** start **

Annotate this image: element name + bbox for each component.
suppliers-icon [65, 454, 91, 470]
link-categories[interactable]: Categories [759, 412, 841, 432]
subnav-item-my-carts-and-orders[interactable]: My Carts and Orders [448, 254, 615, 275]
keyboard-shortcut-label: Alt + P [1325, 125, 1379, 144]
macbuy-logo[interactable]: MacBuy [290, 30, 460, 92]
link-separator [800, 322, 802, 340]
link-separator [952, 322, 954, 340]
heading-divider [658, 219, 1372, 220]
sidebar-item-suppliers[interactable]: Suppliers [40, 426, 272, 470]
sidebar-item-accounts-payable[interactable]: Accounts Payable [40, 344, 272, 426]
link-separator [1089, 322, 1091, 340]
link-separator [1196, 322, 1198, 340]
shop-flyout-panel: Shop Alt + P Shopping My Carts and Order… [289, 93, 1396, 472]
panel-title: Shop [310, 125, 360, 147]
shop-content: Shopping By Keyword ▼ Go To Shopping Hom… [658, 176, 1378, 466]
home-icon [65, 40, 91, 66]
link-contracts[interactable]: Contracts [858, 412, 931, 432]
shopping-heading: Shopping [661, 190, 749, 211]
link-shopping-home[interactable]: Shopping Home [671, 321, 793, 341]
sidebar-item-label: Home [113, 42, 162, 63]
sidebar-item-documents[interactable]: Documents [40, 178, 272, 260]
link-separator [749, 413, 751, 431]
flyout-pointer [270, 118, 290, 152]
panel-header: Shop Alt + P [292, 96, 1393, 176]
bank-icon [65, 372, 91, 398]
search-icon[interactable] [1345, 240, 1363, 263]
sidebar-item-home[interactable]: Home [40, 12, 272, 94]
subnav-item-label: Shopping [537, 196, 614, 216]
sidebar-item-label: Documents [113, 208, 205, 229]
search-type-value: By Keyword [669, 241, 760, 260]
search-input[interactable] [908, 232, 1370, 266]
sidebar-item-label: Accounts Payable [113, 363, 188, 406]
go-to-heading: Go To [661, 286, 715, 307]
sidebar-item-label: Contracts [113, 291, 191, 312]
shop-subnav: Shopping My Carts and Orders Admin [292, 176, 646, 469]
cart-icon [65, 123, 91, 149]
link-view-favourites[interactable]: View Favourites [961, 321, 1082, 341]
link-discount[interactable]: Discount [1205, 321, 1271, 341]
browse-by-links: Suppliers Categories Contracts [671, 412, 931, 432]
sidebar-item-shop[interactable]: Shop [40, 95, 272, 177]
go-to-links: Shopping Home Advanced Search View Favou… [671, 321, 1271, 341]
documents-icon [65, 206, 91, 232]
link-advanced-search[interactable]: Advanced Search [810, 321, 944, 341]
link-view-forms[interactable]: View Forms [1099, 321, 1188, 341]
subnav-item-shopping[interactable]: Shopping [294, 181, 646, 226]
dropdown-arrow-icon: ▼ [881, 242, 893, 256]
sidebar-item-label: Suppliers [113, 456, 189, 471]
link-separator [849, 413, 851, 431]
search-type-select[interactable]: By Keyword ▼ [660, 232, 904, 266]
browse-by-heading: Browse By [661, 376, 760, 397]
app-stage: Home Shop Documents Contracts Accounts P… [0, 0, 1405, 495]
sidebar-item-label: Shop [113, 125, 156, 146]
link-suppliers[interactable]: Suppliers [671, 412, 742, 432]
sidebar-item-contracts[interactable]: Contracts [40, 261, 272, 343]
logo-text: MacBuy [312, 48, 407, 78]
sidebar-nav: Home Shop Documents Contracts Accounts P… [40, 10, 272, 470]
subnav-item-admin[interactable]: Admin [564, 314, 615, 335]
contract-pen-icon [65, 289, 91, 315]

** end **

# Short problem
Copy out all of the data above in full, keeping every line identical to the original.

# Exercise result
Annotate this image: element name + bbox for each component.
suppliers-icon [65, 454, 91, 470]
link-categories[interactable]: Categories [759, 412, 841, 432]
subnav-item-my-carts-and-orders[interactable]: My Carts and Orders [448, 254, 615, 275]
keyboard-shortcut-label: Alt + P [1325, 125, 1379, 144]
macbuy-logo[interactable]: MacBuy [290, 30, 460, 92]
link-separator [800, 322, 802, 340]
link-separator [952, 322, 954, 340]
heading-divider [658, 219, 1372, 220]
sidebar-item-suppliers[interactable]: Suppliers [40, 426, 272, 470]
sidebar-item-accounts-payable[interactable]: Accounts Payable [40, 344, 272, 426]
link-separator [1089, 322, 1091, 340]
link-separator [1196, 322, 1198, 340]
shop-flyout-panel: Shop Alt + P Shopping My Carts and Order… [289, 93, 1396, 472]
panel-title: Shop [310, 125, 360, 147]
shop-content: Shopping By Keyword ▼ Go To Shopping Hom… [658, 176, 1378, 466]
home-icon [65, 40, 91, 66]
link-contracts[interactable]: Contracts [858, 412, 931, 432]
shopping-heading: Shopping [661, 190, 749, 211]
link-shopping-home[interactable]: Shopping Home [671, 321, 793, 341]
sidebar-item-label: Home [113, 42, 162, 63]
sidebar-item-documents[interactable]: Documents [40, 178, 272, 260]
link-separator [749, 413, 751, 431]
flyout-pointer [270, 118, 290, 152]
panel-header: Shop Alt + P [292, 96, 1393, 176]
bank-icon [65, 372, 91, 398]
search-icon[interactable] [1345, 240, 1363, 263]
sidebar-item-home[interactable]: Home [40, 12, 272, 94]
subnav-item-label: Shopping [537, 196, 614, 216]
sidebar-item-label: Documents [113, 208, 205, 229]
search-type-value: By Keyword [669, 241, 760, 260]
search-input[interactable] [908, 232, 1370, 266]
sidebar-item-label: Accounts Payable [113, 363, 188, 406]
go-to-heading: Go To [661, 286, 715, 307]
sidebar-item-label: Contracts [113, 291, 191, 312]
shop-subnav: Shopping My Carts and Orders Admin [292, 176, 646, 469]
cart-icon [65, 123, 91, 149]
link-view-favourites[interactable]: View Favourites [961, 321, 1082, 341]
link-discount[interactable]: Discount [1205, 321, 1271, 341]
browse-by-links: Suppliers Categories Contracts [671, 412, 931, 432]
sidebar-item-shop[interactable]: Shop [40, 95, 272, 177]
go-to-links: Shopping Home Advanced Search View Favou… [671, 321, 1271, 341]
documents-icon [65, 206, 91, 232]
link-advanced-search[interactable]: Advanced Search [810, 321, 944, 341]
link-view-forms[interactable]: View Forms [1099, 321, 1188, 341]
subnav-item-shopping[interactable]: Shopping [294, 181, 646, 226]
dropdown-arrow-icon: ▼ [881, 242, 893, 256]
sidebar-item-label: Suppliers [113, 456, 189, 471]
link-separator [849, 413, 851, 431]
search-type-select[interactable]: By Keyword ▼ [660, 232, 904, 266]
browse-by-heading: Browse By [661, 376, 760, 397]
app-stage: Home Shop Documents Contracts Accounts P… [0, 0, 1405, 495]
sidebar-item-label: Shop [113, 125, 156, 146]
link-suppliers[interactable]: Suppliers [671, 412, 742, 432]
sidebar-item-contracts[interactable]: Contracts [40, 261, 272, 343]
logo-text: MacBuy [312, 48, 407, 78]
sidebar-nav: Home Shop Documents Contracts Accounts P… [40, 10, 272, 470]
subnav-item-admin[interactable]: Admin [564, 314, 615, 335]
contract-pen-icon [65, 289, 91, 315]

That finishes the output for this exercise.